*Requirement*
Would you retype all of these records exactly?

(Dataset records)
:::
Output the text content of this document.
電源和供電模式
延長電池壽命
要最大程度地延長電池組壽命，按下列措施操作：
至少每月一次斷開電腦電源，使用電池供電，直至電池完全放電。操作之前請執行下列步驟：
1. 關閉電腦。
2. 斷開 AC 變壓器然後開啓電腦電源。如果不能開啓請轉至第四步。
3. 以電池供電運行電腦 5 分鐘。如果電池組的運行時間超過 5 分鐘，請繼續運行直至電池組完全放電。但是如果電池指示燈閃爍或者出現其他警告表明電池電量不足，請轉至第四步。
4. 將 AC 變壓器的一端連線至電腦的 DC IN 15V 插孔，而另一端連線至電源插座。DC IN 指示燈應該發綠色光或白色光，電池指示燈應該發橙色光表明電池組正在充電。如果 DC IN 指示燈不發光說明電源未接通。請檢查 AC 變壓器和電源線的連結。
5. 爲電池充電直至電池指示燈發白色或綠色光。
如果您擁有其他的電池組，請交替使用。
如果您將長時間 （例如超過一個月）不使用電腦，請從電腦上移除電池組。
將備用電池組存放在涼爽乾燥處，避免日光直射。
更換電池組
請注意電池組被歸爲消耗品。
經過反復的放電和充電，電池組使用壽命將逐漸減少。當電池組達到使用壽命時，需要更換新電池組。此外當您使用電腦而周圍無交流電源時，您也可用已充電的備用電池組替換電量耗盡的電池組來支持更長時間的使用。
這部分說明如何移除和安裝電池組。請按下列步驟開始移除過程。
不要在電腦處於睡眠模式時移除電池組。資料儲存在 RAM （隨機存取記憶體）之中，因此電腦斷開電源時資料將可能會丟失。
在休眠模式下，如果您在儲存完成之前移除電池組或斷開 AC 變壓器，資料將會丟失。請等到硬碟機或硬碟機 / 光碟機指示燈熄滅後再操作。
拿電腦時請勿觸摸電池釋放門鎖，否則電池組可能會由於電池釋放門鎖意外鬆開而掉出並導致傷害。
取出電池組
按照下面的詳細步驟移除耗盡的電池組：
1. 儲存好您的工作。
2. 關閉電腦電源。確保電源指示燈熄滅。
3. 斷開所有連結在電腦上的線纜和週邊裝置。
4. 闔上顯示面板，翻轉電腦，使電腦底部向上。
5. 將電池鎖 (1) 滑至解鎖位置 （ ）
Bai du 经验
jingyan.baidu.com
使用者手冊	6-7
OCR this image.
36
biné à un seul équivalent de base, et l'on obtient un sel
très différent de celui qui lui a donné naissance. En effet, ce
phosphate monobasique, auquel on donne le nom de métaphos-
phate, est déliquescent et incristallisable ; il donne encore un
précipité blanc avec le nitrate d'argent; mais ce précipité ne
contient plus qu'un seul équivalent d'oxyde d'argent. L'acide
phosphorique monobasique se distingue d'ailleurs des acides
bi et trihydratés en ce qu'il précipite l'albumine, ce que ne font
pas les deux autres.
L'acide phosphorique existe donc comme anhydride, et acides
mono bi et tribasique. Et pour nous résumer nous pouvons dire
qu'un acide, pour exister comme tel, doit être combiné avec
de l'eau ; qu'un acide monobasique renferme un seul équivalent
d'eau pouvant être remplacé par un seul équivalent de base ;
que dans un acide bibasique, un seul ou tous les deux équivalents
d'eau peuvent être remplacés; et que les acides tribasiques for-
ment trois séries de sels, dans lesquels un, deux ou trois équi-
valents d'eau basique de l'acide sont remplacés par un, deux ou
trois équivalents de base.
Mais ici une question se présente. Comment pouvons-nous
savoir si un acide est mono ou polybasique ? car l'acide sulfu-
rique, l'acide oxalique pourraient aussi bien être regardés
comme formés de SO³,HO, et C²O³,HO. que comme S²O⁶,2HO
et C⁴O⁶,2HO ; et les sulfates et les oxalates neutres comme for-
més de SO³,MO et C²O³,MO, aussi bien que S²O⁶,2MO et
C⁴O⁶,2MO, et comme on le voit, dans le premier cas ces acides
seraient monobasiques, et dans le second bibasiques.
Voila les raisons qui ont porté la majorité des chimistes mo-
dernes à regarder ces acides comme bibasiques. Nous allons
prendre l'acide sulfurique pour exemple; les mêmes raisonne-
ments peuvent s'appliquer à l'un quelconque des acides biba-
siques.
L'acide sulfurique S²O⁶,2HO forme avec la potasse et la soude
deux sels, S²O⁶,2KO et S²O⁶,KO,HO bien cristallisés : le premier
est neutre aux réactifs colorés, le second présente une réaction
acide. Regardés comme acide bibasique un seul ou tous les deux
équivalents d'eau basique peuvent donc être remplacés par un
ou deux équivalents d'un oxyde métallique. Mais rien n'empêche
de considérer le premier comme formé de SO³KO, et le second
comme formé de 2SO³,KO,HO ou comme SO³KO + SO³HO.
:::
*Correct answer*
Output the text content of this document.
電源和供電模式
延長電池壽命
要最大程度地延長電池組壽命，按下列措施操作：
至少每月一次斷開電腦電源，使用電池供電，直至電池完全放電。操作之前請執行下列步驟：
1. 關閉電腦。
2. 斷開 AC 變壓器然後開啓電腦電源。如果不能開啓請轉至第四步。
3. 以電池供電運行電腦 5 分鐘。如果電池組的運行時間超過 5 分鐘，請繼續運行直至電池組完全放電。但是如果電池指示燈閃爍或者出現其他警告表明電池電量不足，請轉至第四步。
4. 將 AC 變壓器的一端連線至電腦的 DC IN 15V 插孔，而另一端連線至電源插座。DC IN 指示燈應該發綠色光或白色光，電池指示燈應該發橙色光表明電池組正在充電。如果 DC IN 指示燈不發光說明電源未接通。請檢查 AC 變壓器和電源線的連結。
5. 爲電池充電直至電池指示燈發白色或綠色光。
如果您擁有其他的電池組，請交替使用。
如果您將長時間 （例如超過一個月）不使用電腦，請從電腦上移除電池組。
將備用電池組存放在涼爽乾燥處，避免日光直射。
更換電池組
請注意電池組被歸爲消耗品。
經過反復的放電和充電，電池組使用壽命將逐漸減少。當電池組達到使用壽命時，需要更換新電池組。此外當您使用電腦而周圍無交流電源時，您也可用已充電的備用電池組替換電量耗盡的電池組來支持更長時間的使用。
這部分說明如何移除和安裝電池組。請按下列步驟開始移除過程。
不要在電腦處於睡眠模式時移除電池組。資料儲存在 RAM （隨機存取記憶體）之中，因此電腦斷開電源時資料將可能會丟失。
在休眠模式下，如果您在儲存完成之前移除電池組或斷開 AC 變壓器，資料將會丟失。請等到硬碟機或硬碟機 / 光碟機指示燈熄滅後再操作。
拿電腦時請勿觸摸電池釋放門鎖，否則電池組可能會由於電池釋放門鎖意外鬆開而掉出並導致傷害。
取出電池組
按照下面的詳細步驟移除耗盡的電池組：
1. 儲存好您的工作。
2. 關閉電腦電源。確保電源指示燈熄滅。
3. 斷開所有連結在電腦上的線纜和週邊裝置。
4. 闔上顯示面板，翻轉電腦，使電腦底部向上。
5. 將電池鎖 (1) 滑至解鎖位置 （ ）
Bai du 经验
jingyan.baidu.com
使用者手冊	6-7
OCR this image.
36
biné à un seul équivalent de base, et l'on obtient un sel
très différent de celui qui lui a donné naissance. En effet, ce
phosphate monobasique, auquel on donne le nom de métaphos-
phate, est déliquescent et incristallisable ; il donne encore un
précipité blanc avec le nitrate d'argent; mais ce précipité ne
contient plus qu'un seul équivalent d'oxyde d'argent. L'acide
phosphorique monobasique se distingue d'ailleurs des acides
bi et trihydratés en ce qu'il précipite l'albumine, ce que ne font
pas les deux autres.
L'acide phosphorique existe donc comme anhydride, et acides
mono bi et tribasique. Et pour nous résumer nous pouvons dire
qu'un acide, pour exister comme tel, doit être combiné avec
de l'eau ; qu'un acide monobasique renferme un seul équivalent
d'eau pouvant être remplacé par un seul équivalent de base ;
que dans un acide bibasique, un seul ou tous les deux équivalents
d'eau peuvent être remplacés; et que les acides tribasiques for-
ment trois séries de sels, dans lesquels un, deux ou trois équi-
valents d'eau basique de l'acide sont remplacés par un, deux ou
trois équivalents de base.
Mais ici une question se présente. Comment pouvons-nous
savoir si un acide est mono ou polybasique ? car l'acide sulfu-
rique, l'acide oxalique pourraient aussi bien être regardés
comme formés de SO³,HO, et C²O³,HO. que comme S²O⁶,2HO
et C⁴O⁶,2HO ; et les sulfates et les oxalates neutres comme for-
més de SO³,MO et C²O³,MO, aussi bien que S²O⁶,2MO et
C⁴O⁶,2MO, et comme on le voit, dans le premier cas ces acides
seraient monobasiques, et dans le second bibasiques.
Voila les raisons qui ont porté la majorité des chimistes mo-
dernes à regarder ces acides comme bibasiques. Nous allons
prendre l'acide sulfurique pour exemple; les mêmes raisonne-
ments peuvent s'appliquer à l'un quelconque des acides biba-
siques.
L'acide sulfurique S²O⁶,2HO forme avec la potasse et la soude
deux sels, S²O⁶,2KO et S²O⁶,KO,HO bien cristallisés : le premier
est neutre aux réactifs colorés, le second présente une réaction
acide. Regardés comme acide bibasique un seul ou tous les deux
équivalents d'eau basique peuvent donc être remplacés par un
ou deux équivalents d'un oxyde métallique. Mais rien n'empêche
de considérer le premier comme formé de SO³KO, et le second
comme formé de 2SO³,KO,HO ou comme SO³KO + SO³HO.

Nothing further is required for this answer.